:: Exercise data ::
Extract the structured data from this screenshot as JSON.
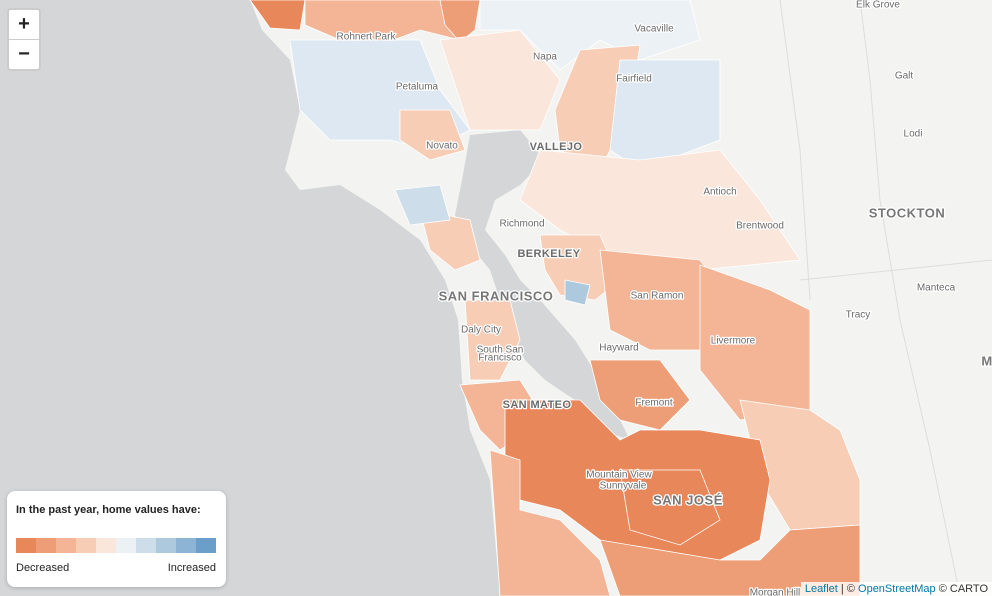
{
  "map": {
    "zoom_in": "+",
    "zoom_out": "−",
    "places": [
      "Elk Grove",
      "Vacaville",
      "Rohnert Park",
      "Napa",
      "Fairfield",
      "Galt",
      "Petaluma",
      "Lodi",
      "Novato",
      "VALLEJO",
      "Antioch",
      "STOCKTON",
      "Richmond",
      "Brentwood",
      "BERKELEY",
      "SAN FRANCISCO",
      "San Ramon",
      "Manteca",
      "Daly City",
      "Tracy",
      "Livermore",
      "South San",
      "Francisco",
      "Hayward",
      "SAN MATEO",
      "Fremont",
      "Mountain View",
      "Sunnyvale",
      "SAN JOSÉ",
      "Morgan Hill",
      "M"
    ],
    "legend": {
      "title": "In the past year, home values have:",
      "low": "Decreased",
      "high": "Increased",
      "colors": [
        "#e8875a",
        "#ee9e76",
        "#f3b596",
        "#f7cdb5",
        "#fbe6dc",
        "#ecf1f6",
        "#cddde9",
        "#adc9de",
        "#8db4d4",
        "#6b9ec8"
      ]
    },
    "attribution": {
      "leaflet": "Leaflet",
      "sep": "| ©",
      "osm": "OpenStreetMap",
      "carto": "© CARTO"
    }
  }
}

:: Written instruction ::
Transcribe the material exactly, leaving every picture out.

:: Complete answer ::
Extract the structured data from this screenshot as JSON.
{
  "map": {
    "zoom_in": "+",
    "zoom_out": "−",
    "places": [
      "Elk Grove",
      "Vacaville",
      "Rohnert Park",
      "Napa",
      "Fairfield",
      "Galt",
      "Petaluma",
      "Lodi",
      "Novato",
      "VALLEJO",
      "Antioch",
      "STOCKTON",
      "Richmond",
      "Brentwood",
      "BERKELEY",
      "SAN FRANCISCO",
      "San Ramon",
      "Manteca",
      "Daly City",
      "Tracy",
      "Livermore",
      "South San",
      "Francisco",
      "Hayward",
      "SAN MATEO",
      "Fremont",
      "Mountain View",
      "Sunnyvale",
      "SAN JOSÉ",
      "Morgan Hill",
      "M"
    ],
    "legend": {
      "title": "In the past year, home values have:",
      "low": "Decreased",
      "high": "Increased",
      "colors": [
        "#e8875a",
        "#ee9e76",
        "#f3b596",
        "#f7cdb5",
        "#fbe6dc",
        "#ecf1f6",
        "#cddde9",
        "#adc9de",
        "#8db4d4",
        "#6b9ec8"
      ]
    },
    "attribution": {
      "leaflet": "Leaflet",
      "sep": "| ©",
      "osm": "OpenStreetMap",
      "carto": "© CARTO"
    }
  }
}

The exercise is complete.